## Passage provided
"""

Politics: What’s the True Story of the October Crisis?

Originally published in The Globe and Mail. Read the full text here.

In 1970, a hostage crisis turned Quebec upside-down and put many of Canadians' freedoms on hold. Today, historians still argue whether Pierre Trudeau’s invocation of the War Measures Act was an overreaction or not

In his 1974 film Les Ordres – one of the few Canadian movies that can rightly be called a classic – the director, Michel Brault, attempts to answer a tricky question: Why do authoritarian excesses happen in liberal democracies? Or, more precisely: Why, in the fall of 1970, were nearly 500 Canadians rounded up and jailed, mostly without warrants or charges, in a manner befitting a police state?

Mr. Brault’s lightly fictionalized film is set during the height of the October Crisis. The events leading up to it are well known. In early October, 1970, members of the Front de libération du Québec, a separatist paramilitary group, kidnapped two public officials, British diplomat James Cross and Quebec cabinet minister Pierre Laporte, and threatened to kill them unless the authorities released 23 FLQ prisoners. In the case of Mr. Laporte, the kidnappers eventually carried out this threat.

The government of Pierre Trudeau responded first by calling in the army to patrol key locations in Ottawa, Montreal and Quebec City. Then, in the early hours of Oct. 16, and with the consent of the governor-general, Mr. Trudeau invoked the War Measures Act, an emergency law from 1914 that gave the prime minister and his cabinet wide-ranging powers.

Under the act, they retroactively banned the FLQ, and anybody with vague or even suspected connections to the group was subject to arrest. To combat what the government deemed an insurrection, the police conducted thousands of warrantless raids and jailed 497 people. Just 62 were ever charged with a crime and a mere 18 convicted.

"""

## Exercise goal
Reproduce the part of the October Crisis article starting at "Mr. Brault’s lightly" and ending at "out this threat.". Work only from the article above on the October Crisis.

## Extracted entries
"""

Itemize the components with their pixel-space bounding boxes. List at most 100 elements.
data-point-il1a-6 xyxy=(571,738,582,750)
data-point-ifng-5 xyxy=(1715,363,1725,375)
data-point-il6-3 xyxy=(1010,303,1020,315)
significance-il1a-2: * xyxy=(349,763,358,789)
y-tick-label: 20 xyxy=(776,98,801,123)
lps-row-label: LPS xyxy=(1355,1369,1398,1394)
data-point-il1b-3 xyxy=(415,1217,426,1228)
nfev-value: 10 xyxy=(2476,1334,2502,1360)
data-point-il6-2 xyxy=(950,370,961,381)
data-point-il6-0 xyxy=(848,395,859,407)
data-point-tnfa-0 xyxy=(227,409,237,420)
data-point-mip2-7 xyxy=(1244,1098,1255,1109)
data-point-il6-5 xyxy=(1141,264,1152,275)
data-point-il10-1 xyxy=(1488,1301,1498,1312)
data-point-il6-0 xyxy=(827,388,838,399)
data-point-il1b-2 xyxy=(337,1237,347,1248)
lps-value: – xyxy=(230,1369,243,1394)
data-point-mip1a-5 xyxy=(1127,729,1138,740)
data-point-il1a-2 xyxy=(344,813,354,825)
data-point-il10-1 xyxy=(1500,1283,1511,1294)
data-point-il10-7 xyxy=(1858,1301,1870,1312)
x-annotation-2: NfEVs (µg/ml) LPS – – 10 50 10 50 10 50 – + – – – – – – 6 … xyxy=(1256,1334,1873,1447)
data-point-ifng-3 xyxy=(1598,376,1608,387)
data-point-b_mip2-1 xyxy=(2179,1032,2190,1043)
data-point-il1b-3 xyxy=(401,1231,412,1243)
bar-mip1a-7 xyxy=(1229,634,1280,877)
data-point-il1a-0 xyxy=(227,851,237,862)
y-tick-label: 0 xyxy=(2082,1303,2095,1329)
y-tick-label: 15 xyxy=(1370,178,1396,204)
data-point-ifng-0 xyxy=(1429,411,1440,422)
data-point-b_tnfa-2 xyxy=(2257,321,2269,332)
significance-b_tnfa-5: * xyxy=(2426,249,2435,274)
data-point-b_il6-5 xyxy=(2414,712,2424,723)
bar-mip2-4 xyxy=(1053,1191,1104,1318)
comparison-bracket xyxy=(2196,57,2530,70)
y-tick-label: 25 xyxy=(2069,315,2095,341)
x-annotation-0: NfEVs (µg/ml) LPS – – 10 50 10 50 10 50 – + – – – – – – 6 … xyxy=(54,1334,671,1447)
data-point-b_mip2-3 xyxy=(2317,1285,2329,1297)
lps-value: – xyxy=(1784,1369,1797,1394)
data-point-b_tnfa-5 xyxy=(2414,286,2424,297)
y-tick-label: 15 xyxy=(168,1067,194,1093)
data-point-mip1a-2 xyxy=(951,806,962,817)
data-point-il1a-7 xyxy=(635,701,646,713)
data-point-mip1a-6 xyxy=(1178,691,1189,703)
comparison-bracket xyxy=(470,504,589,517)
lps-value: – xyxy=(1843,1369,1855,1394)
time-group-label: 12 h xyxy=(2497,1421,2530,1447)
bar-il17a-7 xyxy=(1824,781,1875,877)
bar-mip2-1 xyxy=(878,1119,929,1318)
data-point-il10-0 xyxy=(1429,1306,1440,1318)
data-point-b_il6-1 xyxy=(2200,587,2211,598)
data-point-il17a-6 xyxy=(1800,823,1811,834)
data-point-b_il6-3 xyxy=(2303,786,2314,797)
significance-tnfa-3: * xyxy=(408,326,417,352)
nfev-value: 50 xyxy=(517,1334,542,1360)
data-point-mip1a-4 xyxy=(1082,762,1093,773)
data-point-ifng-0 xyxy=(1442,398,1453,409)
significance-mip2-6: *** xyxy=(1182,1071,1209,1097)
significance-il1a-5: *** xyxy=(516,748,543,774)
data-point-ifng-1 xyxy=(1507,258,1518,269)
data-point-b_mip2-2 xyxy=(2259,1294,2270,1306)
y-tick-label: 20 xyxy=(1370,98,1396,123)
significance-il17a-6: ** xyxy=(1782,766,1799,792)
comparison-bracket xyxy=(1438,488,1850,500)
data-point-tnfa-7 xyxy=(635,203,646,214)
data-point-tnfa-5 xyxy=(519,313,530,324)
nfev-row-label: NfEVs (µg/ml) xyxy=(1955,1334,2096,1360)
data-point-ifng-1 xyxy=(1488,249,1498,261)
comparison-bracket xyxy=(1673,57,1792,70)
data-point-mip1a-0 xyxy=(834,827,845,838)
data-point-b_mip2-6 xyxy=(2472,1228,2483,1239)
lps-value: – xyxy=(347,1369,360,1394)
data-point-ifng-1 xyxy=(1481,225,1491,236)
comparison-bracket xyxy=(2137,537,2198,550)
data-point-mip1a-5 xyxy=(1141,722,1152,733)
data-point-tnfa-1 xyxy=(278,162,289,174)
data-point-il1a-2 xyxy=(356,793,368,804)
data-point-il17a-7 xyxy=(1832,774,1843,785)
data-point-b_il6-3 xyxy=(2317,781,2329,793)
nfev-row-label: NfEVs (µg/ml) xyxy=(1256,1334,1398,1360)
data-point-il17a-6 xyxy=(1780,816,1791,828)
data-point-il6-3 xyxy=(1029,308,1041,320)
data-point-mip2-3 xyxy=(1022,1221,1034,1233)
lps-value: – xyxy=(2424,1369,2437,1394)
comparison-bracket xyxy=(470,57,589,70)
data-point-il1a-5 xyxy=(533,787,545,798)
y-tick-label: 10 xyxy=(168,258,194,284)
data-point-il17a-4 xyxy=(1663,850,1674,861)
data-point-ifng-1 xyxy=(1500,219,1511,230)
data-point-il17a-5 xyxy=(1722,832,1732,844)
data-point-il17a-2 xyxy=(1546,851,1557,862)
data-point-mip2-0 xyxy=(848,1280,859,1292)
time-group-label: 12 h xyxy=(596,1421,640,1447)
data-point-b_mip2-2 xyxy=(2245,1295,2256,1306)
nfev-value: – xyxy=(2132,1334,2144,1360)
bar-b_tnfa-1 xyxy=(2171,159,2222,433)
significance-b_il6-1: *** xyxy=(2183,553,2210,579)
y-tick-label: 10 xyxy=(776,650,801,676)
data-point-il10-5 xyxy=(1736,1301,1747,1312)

"""

## Completed exercise
Mr. Brault’s lightly fictionalized film is set during the height of the October Crisis. The events leading up to it are well known. In early October, 1970, members of the Front de libération du Québec, a separatist paramilitary group, kidnapped two public officials, British diplomat James Cross and Quebec cabinet minister Pierre Laporte, and threatened to kill them unless the authorities released 23 FLQ prisoners. In the case of Mr. Laporte, the kidnappers eventually carried out this threat.